## Records
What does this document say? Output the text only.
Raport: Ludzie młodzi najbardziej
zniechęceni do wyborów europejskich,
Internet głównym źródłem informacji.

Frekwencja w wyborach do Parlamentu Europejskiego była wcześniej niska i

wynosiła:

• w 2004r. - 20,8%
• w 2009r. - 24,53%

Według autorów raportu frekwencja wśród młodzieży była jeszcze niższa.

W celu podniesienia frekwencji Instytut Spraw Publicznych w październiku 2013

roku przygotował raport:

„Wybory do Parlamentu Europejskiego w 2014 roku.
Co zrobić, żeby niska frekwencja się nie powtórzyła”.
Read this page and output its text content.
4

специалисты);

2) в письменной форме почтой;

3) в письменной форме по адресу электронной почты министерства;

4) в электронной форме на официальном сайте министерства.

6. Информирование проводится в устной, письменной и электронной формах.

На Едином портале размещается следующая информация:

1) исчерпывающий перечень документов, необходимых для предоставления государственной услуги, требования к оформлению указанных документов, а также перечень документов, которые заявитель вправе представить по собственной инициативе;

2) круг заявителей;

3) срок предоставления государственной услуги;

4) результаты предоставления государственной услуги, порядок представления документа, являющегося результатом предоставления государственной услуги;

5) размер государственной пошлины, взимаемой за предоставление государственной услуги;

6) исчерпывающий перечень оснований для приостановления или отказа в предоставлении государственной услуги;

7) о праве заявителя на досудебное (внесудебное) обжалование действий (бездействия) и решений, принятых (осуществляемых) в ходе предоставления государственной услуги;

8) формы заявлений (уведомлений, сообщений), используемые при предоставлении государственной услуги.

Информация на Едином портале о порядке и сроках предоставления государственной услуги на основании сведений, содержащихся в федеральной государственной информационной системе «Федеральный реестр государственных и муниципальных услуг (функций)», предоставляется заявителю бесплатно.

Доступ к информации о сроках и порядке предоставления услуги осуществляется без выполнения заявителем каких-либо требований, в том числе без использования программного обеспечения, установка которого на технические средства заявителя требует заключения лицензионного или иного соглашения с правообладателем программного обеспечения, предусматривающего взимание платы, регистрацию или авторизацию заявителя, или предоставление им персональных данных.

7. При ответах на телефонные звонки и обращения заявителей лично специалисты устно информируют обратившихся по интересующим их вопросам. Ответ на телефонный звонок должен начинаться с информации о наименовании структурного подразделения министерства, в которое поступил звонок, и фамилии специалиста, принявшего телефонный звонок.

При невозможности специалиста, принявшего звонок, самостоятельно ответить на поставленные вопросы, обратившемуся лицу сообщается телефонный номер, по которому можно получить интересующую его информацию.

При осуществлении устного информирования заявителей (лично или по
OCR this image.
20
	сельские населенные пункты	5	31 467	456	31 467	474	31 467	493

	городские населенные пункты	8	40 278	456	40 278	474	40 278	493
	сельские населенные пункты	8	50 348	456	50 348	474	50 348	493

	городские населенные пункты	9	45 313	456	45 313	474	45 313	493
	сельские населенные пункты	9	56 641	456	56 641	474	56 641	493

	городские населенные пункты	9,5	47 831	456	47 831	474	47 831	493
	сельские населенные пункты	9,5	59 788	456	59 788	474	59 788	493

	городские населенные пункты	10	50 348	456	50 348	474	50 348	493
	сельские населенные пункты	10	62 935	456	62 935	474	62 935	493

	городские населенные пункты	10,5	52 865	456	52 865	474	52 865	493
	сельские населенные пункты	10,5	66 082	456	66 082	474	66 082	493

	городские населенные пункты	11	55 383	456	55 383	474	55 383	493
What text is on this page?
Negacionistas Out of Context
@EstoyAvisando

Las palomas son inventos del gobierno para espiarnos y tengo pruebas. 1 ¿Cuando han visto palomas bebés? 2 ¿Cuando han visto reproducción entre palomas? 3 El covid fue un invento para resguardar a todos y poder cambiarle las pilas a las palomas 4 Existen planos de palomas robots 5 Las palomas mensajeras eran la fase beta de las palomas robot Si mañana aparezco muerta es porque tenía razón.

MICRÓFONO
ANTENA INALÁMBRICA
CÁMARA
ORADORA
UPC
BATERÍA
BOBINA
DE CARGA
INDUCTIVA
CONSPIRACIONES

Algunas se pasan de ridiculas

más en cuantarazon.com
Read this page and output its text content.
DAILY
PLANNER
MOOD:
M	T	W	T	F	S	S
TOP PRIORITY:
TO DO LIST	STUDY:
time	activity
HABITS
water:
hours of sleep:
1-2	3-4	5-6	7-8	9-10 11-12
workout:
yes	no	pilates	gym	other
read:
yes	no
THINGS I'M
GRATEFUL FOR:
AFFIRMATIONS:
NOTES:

## TASK DETAILS
Give back exactly the lines from the line holding "What text is on this page?" through the last line of the listing, including both.

## RESULT OF THIS TASK
What text is on this page?
Negacionistas Out of Context
@EstoyAvisando

Las palomas son inventos del gobierno para espiarnos y tengo pruebas. 1 ¿Cuando han visto palomas bebés? 2 ¿Cuando han visto reproducción entre palomas? 3 El covid fue un invento para resguardar a todos y poder cambiarle las pilas a las palomas 4 Existen planos de palomas robots 5 Las palomas mensajeras eran la fase beta de las palomas robot Si mañana aparezco muerta es porque tenía razón.

MICRÓFONO
ANTENA INALÁMBRICA
CÁMARA
ORADORA
UPC
BATERÍA
BOBINA
DE CARGA
INDUCTIVA
CONSPIRACIONES

Algunas se pasan de ridiculas

más en cuantarazon.com
Read this page and output its text content.
DAILY
PLANNER
MOOD:
M	T	W	T	F	S	S
TOP PRIORITY:
TO DO LIST	STUDY:
time	activity
HABITS
water:
hours of sleep:
1-2	3-4	5-6	7-8	9-10 11-12
workout:
yes	no	pilates	gym	other
read:
yes	no
THINGS I'M
GRATEFUL FOR:
AFFIRMATIONS:
NOTES:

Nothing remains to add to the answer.